### [PROMPT]
Reproduce all the rows below, substituting "items" for every occurrence of "elements" and leaving everything else unchanged.

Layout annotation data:
===============
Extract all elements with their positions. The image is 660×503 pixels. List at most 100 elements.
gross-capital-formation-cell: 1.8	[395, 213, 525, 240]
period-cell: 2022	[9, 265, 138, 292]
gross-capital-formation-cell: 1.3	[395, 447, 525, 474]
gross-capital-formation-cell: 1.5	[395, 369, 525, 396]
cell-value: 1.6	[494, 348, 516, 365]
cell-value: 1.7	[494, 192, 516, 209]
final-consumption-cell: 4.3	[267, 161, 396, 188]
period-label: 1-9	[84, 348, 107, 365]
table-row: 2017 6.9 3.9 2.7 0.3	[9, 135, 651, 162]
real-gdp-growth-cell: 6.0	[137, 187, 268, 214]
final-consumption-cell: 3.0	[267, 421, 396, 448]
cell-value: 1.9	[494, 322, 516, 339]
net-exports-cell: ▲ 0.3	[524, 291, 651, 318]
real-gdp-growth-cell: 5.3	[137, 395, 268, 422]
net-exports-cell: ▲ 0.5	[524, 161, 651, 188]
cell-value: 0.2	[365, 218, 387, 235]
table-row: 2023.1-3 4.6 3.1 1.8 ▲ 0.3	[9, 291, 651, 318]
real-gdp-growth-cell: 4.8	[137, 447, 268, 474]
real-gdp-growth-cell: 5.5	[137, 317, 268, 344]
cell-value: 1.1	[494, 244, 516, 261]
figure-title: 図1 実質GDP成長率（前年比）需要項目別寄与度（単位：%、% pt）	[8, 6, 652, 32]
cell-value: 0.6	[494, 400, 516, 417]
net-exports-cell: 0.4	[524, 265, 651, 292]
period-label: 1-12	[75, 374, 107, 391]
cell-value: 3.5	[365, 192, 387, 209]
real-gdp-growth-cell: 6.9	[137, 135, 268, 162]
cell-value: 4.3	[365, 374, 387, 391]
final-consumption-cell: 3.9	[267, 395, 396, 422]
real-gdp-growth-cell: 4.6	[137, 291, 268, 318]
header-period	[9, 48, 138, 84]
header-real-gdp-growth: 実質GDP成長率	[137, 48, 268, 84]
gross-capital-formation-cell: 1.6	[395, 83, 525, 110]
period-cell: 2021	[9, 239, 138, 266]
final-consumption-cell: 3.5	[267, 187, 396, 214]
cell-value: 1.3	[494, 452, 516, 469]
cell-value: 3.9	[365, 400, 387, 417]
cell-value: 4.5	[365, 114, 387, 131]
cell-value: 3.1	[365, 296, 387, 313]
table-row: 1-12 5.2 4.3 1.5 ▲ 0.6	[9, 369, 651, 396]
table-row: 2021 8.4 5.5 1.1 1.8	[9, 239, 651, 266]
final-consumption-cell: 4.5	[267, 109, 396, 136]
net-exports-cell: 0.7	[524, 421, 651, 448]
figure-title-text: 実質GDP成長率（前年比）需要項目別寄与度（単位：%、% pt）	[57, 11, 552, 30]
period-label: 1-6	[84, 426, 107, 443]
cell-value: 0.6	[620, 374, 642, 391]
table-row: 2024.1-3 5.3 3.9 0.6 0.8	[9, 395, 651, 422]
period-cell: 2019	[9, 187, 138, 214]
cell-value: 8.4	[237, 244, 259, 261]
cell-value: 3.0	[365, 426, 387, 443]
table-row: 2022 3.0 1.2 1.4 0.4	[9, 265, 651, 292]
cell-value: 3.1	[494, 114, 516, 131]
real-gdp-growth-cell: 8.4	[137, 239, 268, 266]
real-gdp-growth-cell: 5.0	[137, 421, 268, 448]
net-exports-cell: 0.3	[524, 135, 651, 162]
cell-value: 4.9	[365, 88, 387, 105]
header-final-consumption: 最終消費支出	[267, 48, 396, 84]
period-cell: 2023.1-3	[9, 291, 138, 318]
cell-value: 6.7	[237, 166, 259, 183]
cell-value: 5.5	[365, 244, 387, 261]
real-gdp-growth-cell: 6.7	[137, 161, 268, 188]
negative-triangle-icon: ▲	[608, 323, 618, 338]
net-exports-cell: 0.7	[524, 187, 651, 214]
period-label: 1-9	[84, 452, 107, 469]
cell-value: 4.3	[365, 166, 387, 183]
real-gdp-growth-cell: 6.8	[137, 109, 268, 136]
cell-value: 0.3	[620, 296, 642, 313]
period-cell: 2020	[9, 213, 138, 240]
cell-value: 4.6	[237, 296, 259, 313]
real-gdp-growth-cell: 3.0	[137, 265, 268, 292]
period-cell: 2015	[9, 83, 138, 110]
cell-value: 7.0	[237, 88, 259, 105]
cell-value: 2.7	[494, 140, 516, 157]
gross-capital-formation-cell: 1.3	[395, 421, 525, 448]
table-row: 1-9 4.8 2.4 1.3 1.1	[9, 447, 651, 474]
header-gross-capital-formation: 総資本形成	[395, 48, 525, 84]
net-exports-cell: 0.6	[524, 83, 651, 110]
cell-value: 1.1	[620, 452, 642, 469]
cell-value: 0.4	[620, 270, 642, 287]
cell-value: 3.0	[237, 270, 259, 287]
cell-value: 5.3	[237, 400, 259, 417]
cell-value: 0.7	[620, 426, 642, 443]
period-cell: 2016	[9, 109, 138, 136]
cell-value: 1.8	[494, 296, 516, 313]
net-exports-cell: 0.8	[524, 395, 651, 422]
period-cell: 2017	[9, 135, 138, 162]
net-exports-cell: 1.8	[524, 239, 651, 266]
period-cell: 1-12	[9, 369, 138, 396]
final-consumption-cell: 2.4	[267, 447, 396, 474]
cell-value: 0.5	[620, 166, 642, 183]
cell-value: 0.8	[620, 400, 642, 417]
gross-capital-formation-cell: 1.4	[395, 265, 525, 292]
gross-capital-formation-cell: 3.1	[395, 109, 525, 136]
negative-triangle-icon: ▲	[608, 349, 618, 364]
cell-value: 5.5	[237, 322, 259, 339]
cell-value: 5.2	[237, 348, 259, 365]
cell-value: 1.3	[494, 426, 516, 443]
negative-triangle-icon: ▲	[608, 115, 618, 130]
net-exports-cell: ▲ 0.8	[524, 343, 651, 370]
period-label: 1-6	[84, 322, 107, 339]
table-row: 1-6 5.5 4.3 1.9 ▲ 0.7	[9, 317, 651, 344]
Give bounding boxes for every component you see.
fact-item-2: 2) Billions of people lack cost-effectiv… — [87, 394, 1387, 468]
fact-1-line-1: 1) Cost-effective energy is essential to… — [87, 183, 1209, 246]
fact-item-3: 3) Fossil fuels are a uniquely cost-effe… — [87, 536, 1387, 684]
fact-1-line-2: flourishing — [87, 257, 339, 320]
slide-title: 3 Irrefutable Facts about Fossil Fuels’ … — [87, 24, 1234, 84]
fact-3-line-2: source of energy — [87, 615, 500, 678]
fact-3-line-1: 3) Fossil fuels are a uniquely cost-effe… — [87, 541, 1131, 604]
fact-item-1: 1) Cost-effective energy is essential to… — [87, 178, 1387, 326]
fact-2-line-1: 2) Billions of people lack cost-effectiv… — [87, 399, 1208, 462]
===============
### [RESULT]
Extract all items with their positions. The image is 660×503 pixels. List at most 100 items.
gross-capital-formation-cell: 1.8	[395, 213, 525, 240]
period-cell: 2022	[9, 265, 138, 292]
gross-capital-formation-cell: 1.3	[395, 447, 525, 474]
gross-capital-formation-cell: 1.5	[395, 369, 525, 396]
cell-value: 1.6	[494, 348, 516, 365]
cell-value: 1.7	[494, 192, 516, 209]
final-consumption-cell: 4.3	[267, 161, 396, 188]
period-label: 1-9	[84, 348, 107, 365]
table-row: 2017 6.9 3.9 2.7 0.3	[9, 135, 651, 162]
real-gdp-growth-cell: 6.0	[137, 187, 268, 214]
final-consumption-cell: 3.0	[267, 421, 396, 448]
cell-value: 1.9	[494, 322, 516, 339]
net-exports-cell: ▲ 0.3	[524, 291, 651, 318]
real-gdp-growth-cell: 5.3	[137, 395, 268, 422]
net-exports-cell: ▲ 0.5	[524, 161, 651, 188]
cell-value: 0.2	[365, 218, 387, 235]
table-row: 2023.1-3 4.6 3.1 1.8 ▲ 0.3	[9, 291, 651, 318]
real-gdp-growth-cell: 4.8	[137, 447, 268, 474]
real-gdp-growth-cell: 5.5	[137, 317, 268, 344]
cell-value: 1.1	[494, 244, 516, 261]
figure-title: 図1 実質GDP成長率（前年比）需要項目別寄与度（単位：%、% pt）	[8, 6, 652, 32]
cell-value: 0.6	[494, 400, 516, 417]
net-exports-cell: 0.4	[524, 265, 651, 292]
period-label: 1-12	[75, 374, 107, 391]
cell-value: 3.5	[365, 192, 387, 209]
real-gdp-growth-cell: 6.9	[137, 135, 268, 162]
cell-value: 4.3	[365, 374, 387, 391]
final-consumption-cell: 3.9	[267, 395, 396, 422]
real-gdp-growth-cell: 4.6	[137, 291, 268, 318]
header-period	[9, 48, 138, 84]
header-real-gdp-growth: 実質GDP成長率	[137, 48, 268, 84]
gross-capital-formation-cell: 1.6	[395, 83, 525, 110]
period-cell: 2021	[9, 239, 138, 266]
final-consumption-cell: 3.5	[267, 187, 396, 214]
cell-value: 1.3	[494, 452, 516, 469]
cell-value: 3.9	[365, 400, 387, 417]
cell-value: 4.5	[365, 114, 387, 131]
cell-value: 3.1	[365, 296, 387, 313]
table-row: 1-12 5.2 4.3 1.5 ▲ 0.6	[9, 369, 651, 396]
table-row: 2021 8.4 5.5 1.1 1.8	[9, 239, 651, 266]
final-consumption-cell: 4.5	[267, 109, 396, 136]
net-exports-cell: 0.7	[524, 421, 651, 448]
figure-title-text: 実質GDP成長率（前年比）需要項目別寄与度（単位：%、% pt）	[57, 11, 552, 30]
period-label: 1-6	[84, 426, 107, 443]
cell-value: 0.6	[620, 374, 642, 391]
table-row: 2024.1-3 5.3 3.9 0.6 0.8	[9, 395, 651, 422]
period-cell: 2019	[9, 187, 138, 214]
cell-value: 8.4	[237, 244, 259, 261]
cell-value: 3.0	[365, 426, 387, 443]
table-row: 2022 3.0 1.2 1.4 0.4	[9, 265, 651, 292]
cell-value: 3.1	[494, 114, 516, 131]
real-gdp-growth-cell: 8.4	[137, 239, 268, 266]
real-gdp-growth-cell: 5.0	[137, 421, 268, 448]
net-exports-cell: 0.3	[524, 135, 651, 162]
cell-value: 4.9	[365, 88, 387, 105]
header-final-consumption: 最終消費支出	[267, 48, 396, 84]
period-cell: 2023.1-3	[9, 291, 138, 318]
cell-value: 6.7	[237, 166, 259, 183]
cell-value: 5.5	[365, 244, 387, 261]
real-gdp-growth-cell: 6.7	[137, 161, 268, 188]
negative-triangle-icon: ▲	[608, 323, 618, 338]
net-exports-cell: 0.7	[524, 187, 651, 214]
period-label: 1-9	[84, 452, 107, 469]
cell-value: 4.3	[365, 166, 387, 183]
real-gdp-growth-cell: 6.8	[137, 109, 268, 136]
cell-value: 0.3	[620, 296, 642, 313]
period-cell: 2020	[9, 213, 138, 240]
cell-value: 4.6	[237, 296, 259, 313]
real-gdp-growth-cell: 3.0	[137, 265, 268, 292]
period-cell: 2015	[9, 83, 138, 110]
cell-value: 7.0	[237, 88, 259, 105]
cell-value: 2.7	[494, 140, 516, 157]
gross-capital-formation-cell: 1.3	[395, 421, 525, 448]
table-row: 1-9 4.8 2.4 1.3 1.1	[9, 447, 651, 474]
header-gross-capital-formation: 総資本形成	[395, 48, 525, 84]
net-exports-cell: 0.6	[524, 83, 651, 110]
cell-value: 1.1	[620, 452, 642, 469]
cell-value: 0.4	[620, 270, 642, 287]
cell-value: 3.0	[237, 270, 259, 287]
cell-value: 5.3	[237, 400, 259, 417]
cell-value: 0.7	[620, 426, 642, 443]
period-cell: 2016	[9, 109, 138, 136]
cell-value: 1.8	[494, 296, 516, 313]
net-exports-cell: 0.8	[524, 395, 651, 422]
period-cell: 2017	[9, 135, 138, 162]
net-exports-cell: 1.8	[524, 239, 651, 266]
period-cell: 1-12	[9, 369, 138, 396]
final-consumption-cell: 2.4	[267, 447, 396, 474]
cell-value: 0.5	[620, 166, 642, 183]
cell-value: 0.8	[620, 400, 642, 417]
gross-capital-formation-cell: 1.4	[395, 265, 525, 292]
gross-capital-formation-cell: 3.1	[395, 109, 525, 136]
negative-triangle-icon: ▲	[608, 349, 618, 364]
cell-value: 5.5	[237, 322, 259, 339]
cell-value: 5.2	[237, 348, 259, 365]
cell-value: 1.3	[494, 426, 516, 443]
negative-triangle-icon: ▲	[608, 115, 618, 130]
net-exports-cell: ▲ 0.8	[524, 343, 651, 370]
period-label: 1-6	[84, 322, 107, 339]
table-row: 1-6 5.5 4.3 1.9 ▲ 0.7	[9, 317, 651, 344]
Give bounding boxes for every component you see.
fact-item-2: 2) Billions of people lack cost-effectiv… — [87, 394, 1387, 468]
fact-1-line-1: 1) Cost-effective energy is essential to… — [87, 183, 1209, 246]
fact-item-3: 3) Fossil fuels are a uniquely cost-effe… — [87, 536, 1387, 684]
fact-1-line-2: flourishing — [87, 257, 339, 320]
slide-title: 3 Irrefutable Facts about Fossil Fuels’ … — [87, 24, 1234, 84]
fact-3-line-2: source of energy — [87, 615, 500, 678]
fact-3-line-1: 3) Fossil fuels are a uniquely cost-effe… — [87, 541, 1131, 604]
fact-item-1: 1) Cost-effective energy is essential to… — [87, 178, 1387, 326]
fact-2-line-1: 2) Billions of people lack cost-effectiv… — [87, 399, 1208, 462]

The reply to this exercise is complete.